======== PROVIDED MATERIAL
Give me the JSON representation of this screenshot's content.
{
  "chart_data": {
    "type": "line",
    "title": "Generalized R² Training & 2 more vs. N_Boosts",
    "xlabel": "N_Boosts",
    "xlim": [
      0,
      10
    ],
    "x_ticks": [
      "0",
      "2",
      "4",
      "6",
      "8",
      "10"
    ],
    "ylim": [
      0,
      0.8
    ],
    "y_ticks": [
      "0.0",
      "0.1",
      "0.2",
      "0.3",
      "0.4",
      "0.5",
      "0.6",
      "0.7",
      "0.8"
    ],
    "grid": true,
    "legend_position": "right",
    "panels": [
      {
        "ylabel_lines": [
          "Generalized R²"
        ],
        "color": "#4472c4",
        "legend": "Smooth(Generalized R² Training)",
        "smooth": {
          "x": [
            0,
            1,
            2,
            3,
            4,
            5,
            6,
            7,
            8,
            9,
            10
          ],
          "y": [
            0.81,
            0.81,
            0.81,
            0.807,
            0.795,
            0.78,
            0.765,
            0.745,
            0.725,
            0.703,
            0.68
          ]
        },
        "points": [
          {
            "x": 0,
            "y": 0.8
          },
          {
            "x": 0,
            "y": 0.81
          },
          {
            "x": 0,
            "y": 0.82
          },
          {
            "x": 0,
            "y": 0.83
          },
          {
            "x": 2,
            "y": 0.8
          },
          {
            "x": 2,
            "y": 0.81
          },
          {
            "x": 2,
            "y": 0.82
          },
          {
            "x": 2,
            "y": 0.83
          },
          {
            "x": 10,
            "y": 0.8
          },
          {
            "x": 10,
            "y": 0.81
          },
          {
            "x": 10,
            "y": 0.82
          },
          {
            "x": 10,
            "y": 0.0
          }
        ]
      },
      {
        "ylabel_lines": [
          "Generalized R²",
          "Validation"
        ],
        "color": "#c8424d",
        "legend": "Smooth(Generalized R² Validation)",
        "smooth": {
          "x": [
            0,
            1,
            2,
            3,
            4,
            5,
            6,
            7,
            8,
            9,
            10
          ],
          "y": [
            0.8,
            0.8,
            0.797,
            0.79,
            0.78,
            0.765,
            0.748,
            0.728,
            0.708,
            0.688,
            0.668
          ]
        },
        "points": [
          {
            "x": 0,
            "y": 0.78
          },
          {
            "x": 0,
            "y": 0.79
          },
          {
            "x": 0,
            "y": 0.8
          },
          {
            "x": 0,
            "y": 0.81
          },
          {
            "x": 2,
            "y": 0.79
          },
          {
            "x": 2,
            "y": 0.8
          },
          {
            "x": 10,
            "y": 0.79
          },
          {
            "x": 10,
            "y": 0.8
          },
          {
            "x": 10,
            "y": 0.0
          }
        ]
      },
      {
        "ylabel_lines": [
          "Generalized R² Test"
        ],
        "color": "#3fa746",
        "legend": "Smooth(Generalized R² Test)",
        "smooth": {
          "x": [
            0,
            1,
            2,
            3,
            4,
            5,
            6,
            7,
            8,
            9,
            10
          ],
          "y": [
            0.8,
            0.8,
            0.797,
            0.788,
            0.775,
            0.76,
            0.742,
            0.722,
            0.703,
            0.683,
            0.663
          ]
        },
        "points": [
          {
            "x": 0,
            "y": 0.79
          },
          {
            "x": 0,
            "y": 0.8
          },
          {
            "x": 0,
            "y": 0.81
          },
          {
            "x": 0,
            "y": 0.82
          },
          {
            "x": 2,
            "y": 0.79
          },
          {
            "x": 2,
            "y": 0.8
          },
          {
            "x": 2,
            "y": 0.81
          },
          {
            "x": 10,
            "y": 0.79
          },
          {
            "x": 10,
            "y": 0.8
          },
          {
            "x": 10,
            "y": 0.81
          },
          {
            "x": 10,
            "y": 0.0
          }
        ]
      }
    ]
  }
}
================
======== PROVIDED MATERIAL
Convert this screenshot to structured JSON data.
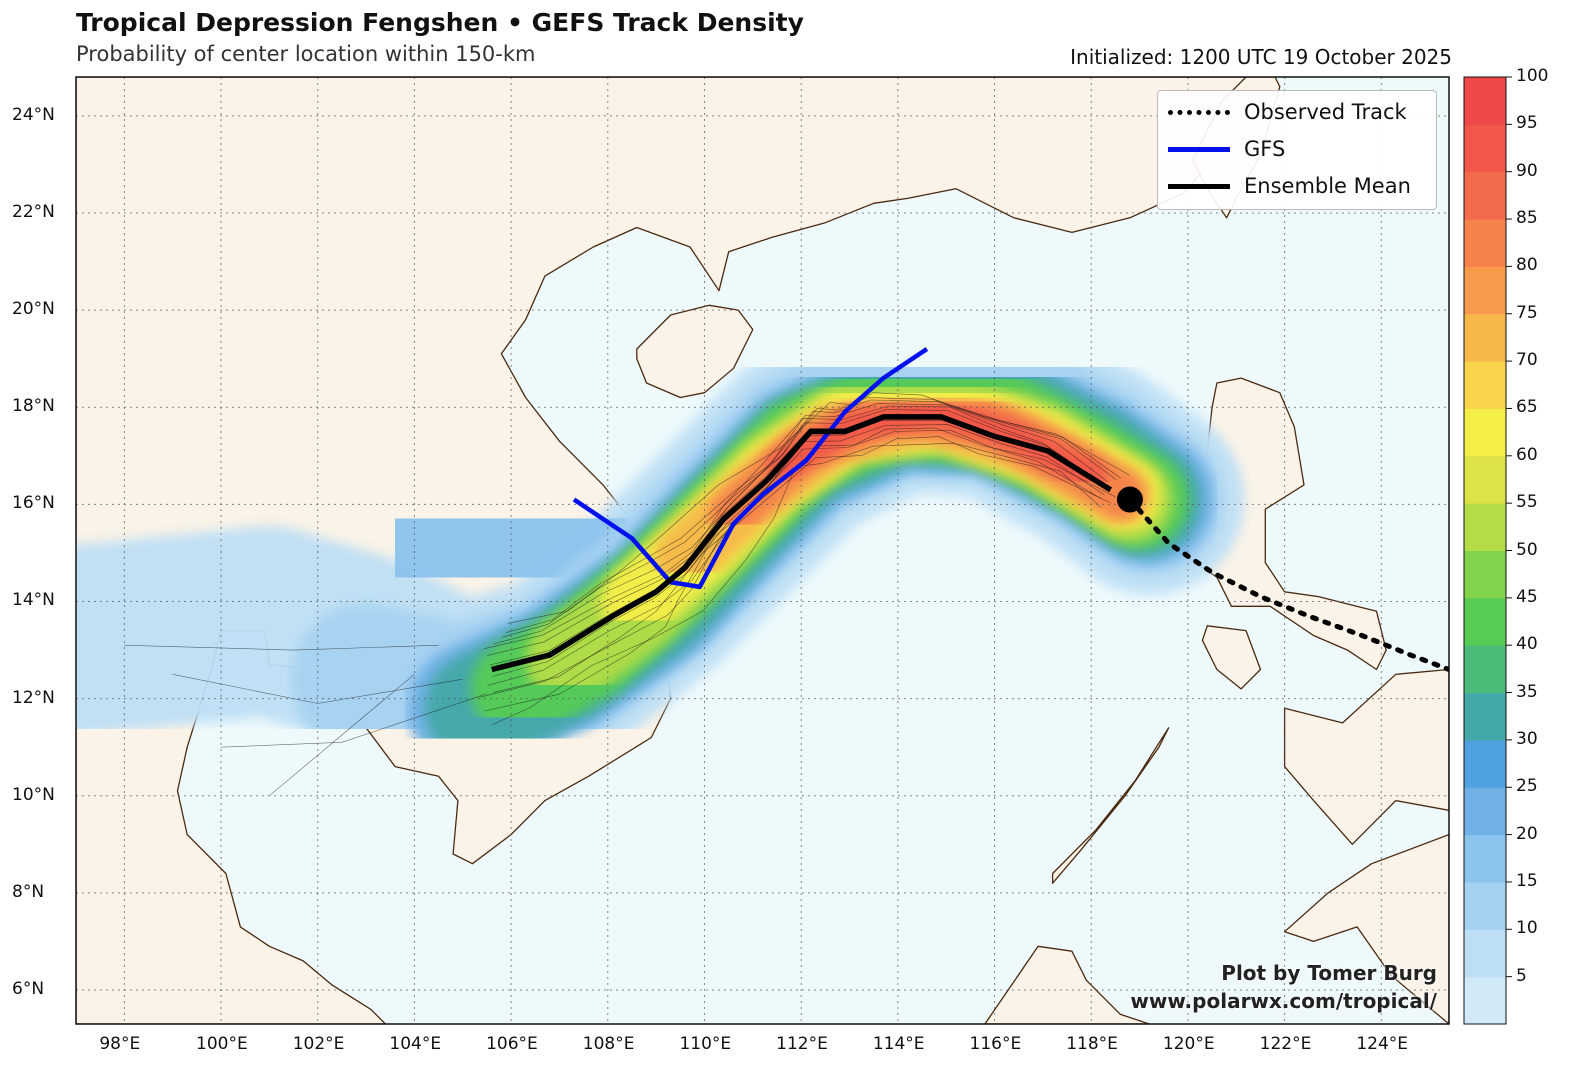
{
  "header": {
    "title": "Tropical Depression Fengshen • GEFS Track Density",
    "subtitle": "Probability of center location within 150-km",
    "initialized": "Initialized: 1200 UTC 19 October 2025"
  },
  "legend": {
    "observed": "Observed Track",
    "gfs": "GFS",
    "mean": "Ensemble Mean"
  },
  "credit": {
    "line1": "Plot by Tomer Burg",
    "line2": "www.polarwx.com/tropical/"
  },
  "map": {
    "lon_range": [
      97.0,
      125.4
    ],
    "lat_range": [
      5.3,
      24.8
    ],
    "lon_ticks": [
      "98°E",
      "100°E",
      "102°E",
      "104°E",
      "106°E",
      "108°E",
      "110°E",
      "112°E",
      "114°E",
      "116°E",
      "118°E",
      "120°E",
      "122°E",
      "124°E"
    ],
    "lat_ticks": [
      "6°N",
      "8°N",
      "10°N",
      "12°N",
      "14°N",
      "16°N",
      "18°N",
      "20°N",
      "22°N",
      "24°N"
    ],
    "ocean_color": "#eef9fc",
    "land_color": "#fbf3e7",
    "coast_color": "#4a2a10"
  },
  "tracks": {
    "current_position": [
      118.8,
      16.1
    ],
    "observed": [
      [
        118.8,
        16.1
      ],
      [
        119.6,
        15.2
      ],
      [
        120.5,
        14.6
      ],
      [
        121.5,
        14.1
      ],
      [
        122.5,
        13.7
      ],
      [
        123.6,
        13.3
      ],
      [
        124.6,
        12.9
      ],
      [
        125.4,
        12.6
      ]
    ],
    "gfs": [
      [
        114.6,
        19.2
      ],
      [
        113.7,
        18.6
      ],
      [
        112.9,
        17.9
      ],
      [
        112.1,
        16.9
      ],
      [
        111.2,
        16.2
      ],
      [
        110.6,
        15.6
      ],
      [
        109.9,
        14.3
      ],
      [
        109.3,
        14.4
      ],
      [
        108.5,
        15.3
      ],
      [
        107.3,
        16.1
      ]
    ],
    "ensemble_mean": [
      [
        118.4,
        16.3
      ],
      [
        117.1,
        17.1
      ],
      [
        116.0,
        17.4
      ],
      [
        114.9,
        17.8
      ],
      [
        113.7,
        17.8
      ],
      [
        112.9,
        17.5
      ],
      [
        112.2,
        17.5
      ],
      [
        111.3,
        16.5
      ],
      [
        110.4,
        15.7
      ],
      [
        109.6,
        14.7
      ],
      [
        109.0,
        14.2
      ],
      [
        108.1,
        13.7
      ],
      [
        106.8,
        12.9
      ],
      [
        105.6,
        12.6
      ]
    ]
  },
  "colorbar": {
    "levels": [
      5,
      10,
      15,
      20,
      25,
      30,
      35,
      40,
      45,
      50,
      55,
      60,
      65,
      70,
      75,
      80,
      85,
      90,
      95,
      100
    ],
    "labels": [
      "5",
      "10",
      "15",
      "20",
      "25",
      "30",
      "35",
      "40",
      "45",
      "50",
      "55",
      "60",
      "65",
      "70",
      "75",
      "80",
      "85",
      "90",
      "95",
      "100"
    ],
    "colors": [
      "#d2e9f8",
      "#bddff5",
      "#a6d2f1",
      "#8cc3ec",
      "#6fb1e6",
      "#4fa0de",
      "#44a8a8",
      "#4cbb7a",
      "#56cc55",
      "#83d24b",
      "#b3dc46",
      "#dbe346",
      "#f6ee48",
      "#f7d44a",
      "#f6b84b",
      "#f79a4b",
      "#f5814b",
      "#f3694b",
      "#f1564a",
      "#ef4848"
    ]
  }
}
================
▸ **PROMPT**: Read the data above. Pull out each line in which the string "this" appears.

▸ **COMPLETED EXERCISE**:
Give me the JSON representation of this screenshot's content.
Convert this screenshot to structured JSON data.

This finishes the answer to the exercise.